--- TASK PROMPT ---
Print the entire listing. Each line must match the original exactly.

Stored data
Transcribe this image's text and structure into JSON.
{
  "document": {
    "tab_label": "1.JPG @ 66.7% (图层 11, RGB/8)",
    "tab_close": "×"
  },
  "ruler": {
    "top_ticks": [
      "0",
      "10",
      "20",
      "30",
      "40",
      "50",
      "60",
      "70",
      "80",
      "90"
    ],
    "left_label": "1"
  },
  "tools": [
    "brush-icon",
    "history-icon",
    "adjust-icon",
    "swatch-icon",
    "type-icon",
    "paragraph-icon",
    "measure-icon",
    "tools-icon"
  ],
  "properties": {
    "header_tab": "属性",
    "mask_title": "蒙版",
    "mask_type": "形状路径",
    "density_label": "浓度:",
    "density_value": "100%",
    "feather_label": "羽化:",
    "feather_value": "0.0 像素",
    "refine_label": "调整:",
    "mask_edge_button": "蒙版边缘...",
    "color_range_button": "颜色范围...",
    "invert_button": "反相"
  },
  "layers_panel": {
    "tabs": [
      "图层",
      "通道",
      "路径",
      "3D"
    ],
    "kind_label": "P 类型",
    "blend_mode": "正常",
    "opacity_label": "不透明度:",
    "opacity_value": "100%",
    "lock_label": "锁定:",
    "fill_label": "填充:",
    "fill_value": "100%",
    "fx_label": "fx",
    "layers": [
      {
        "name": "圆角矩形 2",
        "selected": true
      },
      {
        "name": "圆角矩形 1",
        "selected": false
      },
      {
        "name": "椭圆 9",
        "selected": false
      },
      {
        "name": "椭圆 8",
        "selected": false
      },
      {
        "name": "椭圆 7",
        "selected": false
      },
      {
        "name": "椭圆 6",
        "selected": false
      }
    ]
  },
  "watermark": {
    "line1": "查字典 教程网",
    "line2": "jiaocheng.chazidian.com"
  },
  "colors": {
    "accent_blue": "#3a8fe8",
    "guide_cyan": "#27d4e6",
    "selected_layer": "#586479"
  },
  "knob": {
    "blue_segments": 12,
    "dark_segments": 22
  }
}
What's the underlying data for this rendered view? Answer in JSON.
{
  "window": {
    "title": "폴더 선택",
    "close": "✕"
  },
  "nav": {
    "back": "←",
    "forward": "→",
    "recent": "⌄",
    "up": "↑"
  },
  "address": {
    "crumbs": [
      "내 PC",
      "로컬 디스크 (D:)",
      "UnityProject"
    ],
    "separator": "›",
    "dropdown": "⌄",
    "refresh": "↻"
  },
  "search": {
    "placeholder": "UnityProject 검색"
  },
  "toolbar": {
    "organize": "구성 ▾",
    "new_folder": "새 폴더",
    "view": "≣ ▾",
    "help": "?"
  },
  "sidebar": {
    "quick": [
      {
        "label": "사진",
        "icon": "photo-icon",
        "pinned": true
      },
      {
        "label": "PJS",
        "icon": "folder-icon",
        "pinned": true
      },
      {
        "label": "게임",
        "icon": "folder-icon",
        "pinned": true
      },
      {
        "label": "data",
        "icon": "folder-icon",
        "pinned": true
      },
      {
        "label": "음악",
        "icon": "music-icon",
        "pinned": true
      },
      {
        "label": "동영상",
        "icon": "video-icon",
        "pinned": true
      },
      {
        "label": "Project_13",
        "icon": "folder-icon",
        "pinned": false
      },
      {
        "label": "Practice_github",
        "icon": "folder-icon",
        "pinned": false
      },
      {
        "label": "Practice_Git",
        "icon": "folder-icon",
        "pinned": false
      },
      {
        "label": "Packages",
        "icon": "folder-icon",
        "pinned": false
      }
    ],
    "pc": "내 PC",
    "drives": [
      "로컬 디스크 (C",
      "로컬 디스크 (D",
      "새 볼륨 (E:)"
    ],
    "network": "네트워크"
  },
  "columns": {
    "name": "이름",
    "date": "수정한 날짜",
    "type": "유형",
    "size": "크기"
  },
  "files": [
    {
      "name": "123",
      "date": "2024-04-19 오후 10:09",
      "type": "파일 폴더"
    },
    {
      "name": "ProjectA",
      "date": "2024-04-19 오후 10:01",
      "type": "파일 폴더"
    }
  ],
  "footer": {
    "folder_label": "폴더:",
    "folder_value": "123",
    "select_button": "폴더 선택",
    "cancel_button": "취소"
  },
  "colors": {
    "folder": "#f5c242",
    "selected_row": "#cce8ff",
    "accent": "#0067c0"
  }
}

--- THE SOLUTION ---
Transcribe this image's text and structure into JSON.
{
  "document": {
    "tab_label": "1.JPG @ 66.7% (图层 11, RGB/8)",
    "tab_close": "×"
  },
  "ruler": {
    "top_ticks": [
      "0",
      "10",
      "20",
      "30",
      "40",
      "50",
      "60",
      "70",
      "80",
      "90"
    ],
    "left_label": "1"
  },
  "tools": [
    "brush-icon",
    "history-icon",
    "adjust-icon",
    "swatch-icon",
    "type-icon",
    "paragraph-icon",
    "measure-icon",
    "tools-icon"
  ],
  "properties": {
    "header_tab": "属性",
    "mask_title": "蒙版",
    "mask_type": "形状路径",
    "density_label": "浓度:",
    "density_value": "100%",
    "feather_label": "羽化:",
    "feather_value": "0.0 像素",
    "refine_label": "调整:",
    "mask_edge_button": "蒙版边缘...",
    "color_range_button": "颜色范围...",
    "invert_button": "反相"
  },
  "layers_panel": {
    "tabs": [
      "图层",
      "通道",
      "路径",
      "3D"
    ],
    "kind_label": "P 类型",
    "blend_mode": "正常",
    "opacity_label": "不透明度:",
    "opacity_value": "100%",
    "lock_label": "锁定:",
    "fill_label": "填充:",
    "fill_value": "100%",
    "fx_label": "fx",
    "layers": [
      {
        "name": "圆角矩形 2",
        "selected": true
      },
      {
        "name": "圆角矩形 1",
        "selected": false
      },
      {
        "name": "椭圆 9",
        "selected": false
      },
      {
        "name": "椭圆 8",
        "selected": false
      },
      {
        "name": "椭圆 7",
        "selected": false
      },
      {
        "name": "椭圆 6",
        "selected": false
      }
    ]
  },
  "watermark": {
    "line1": "查字典 教程网",
    "line2": "jiaocheng.chazidian.com"
  },
  "colors": {
    "accent_blue": "#3a8fe8",
    "guide_cyan": "#27d4e6",
    "selected_layer": "#586479"
  },
  "knob": {
    "blue_segments": 12,
    "dark_segments": 22
  }
}
What's the underlying data for this rendered view? Answer in JSON.
{
  "window": {
    "title": "폴더 선택",
    "close": "✕"
  },
  "nav": {
    "back": "←",
    "forward": "→",
    "recent": "⌄",
    "up": "↑"
  },
  "address": {
    "crumbs": [
      "내 PC",
      "로컬 디스크 (D:)",
      "UnityProject"
    ],
    "separator": "›",
    "dropdown": "⌄",
    "refresh": "↻"
  },
  "search": {
    "placeholder": "UnityProject 검색"
  },
  "toolbar": {
    "organize": "구성 ▾",
    "new_folder": "새 폴더",
    "view": "≣ ▾",
    "help": "?"
  },
  "sidebar": {
    "quick": [
      {
        "label": "사진",
        "icon": "photo-icon",
        "pinned": true
      },
      {
        "label": "PJS",
        "icon": "folder-icon",
        "pinned": true
      },
      {
        "label": "게임",
        "icon": "folder-icon",
        "pinned": true
      },
      {
        "label": "data",
        "icon": "folder-icon",
        "pinned": true
      },
      {
        "label": "음악",
        "icon": "music-icon",
        "pinned": true
      },
      {
        "label": "동영상",
        "icon": "video-icon",
        "pinned": true
      },
      {
        "label": "Project_13",
        "icon": "folder-icon",
        "pinned": false
      },
      {
        "label": "Practice_github",
        "icon": "folder-icon",
        "pinned": false
      },
      {
        "label": "Practice_Git",
        "icon": "folder-icon",
        "pinned": false
      },
      {
        "label": "Packages",
        "icon": "folder-icon",
        "pinned": false
      }
    ],
    "pc": "내 PC",
    "drives": [
      "로컬 디스크 (C",
      "로컬 디스크 (D",
      "새 볼륨 (E:)"
    ],
    "network": "네트워크"
  },
  "columns": {
    "name": "이름",
    "date": "수정한 날짜",
    "type": "유형",
    "size": "크기"
  },
  "files": [
    {
      "name": "123",
      "date": "2024-04-19 오후 10:09",
      "type": "파일 폴더"
    },
    {
      "name": "ProjectA",
      "date": "2024-04-19 오후 10:01",
      "type": "파일 폴더"
    }
  ],
  "footer": {
    "folder_label": "폴더:",
    "folder_value": "123",
    "select_button": "폴더 선택",
    "cancel_button": "취소"
  },
  "colors": {
    "folder": "#f5c242",
    "selected_row": "#cce8ff",
    "accent": "#0067c0"
  }
}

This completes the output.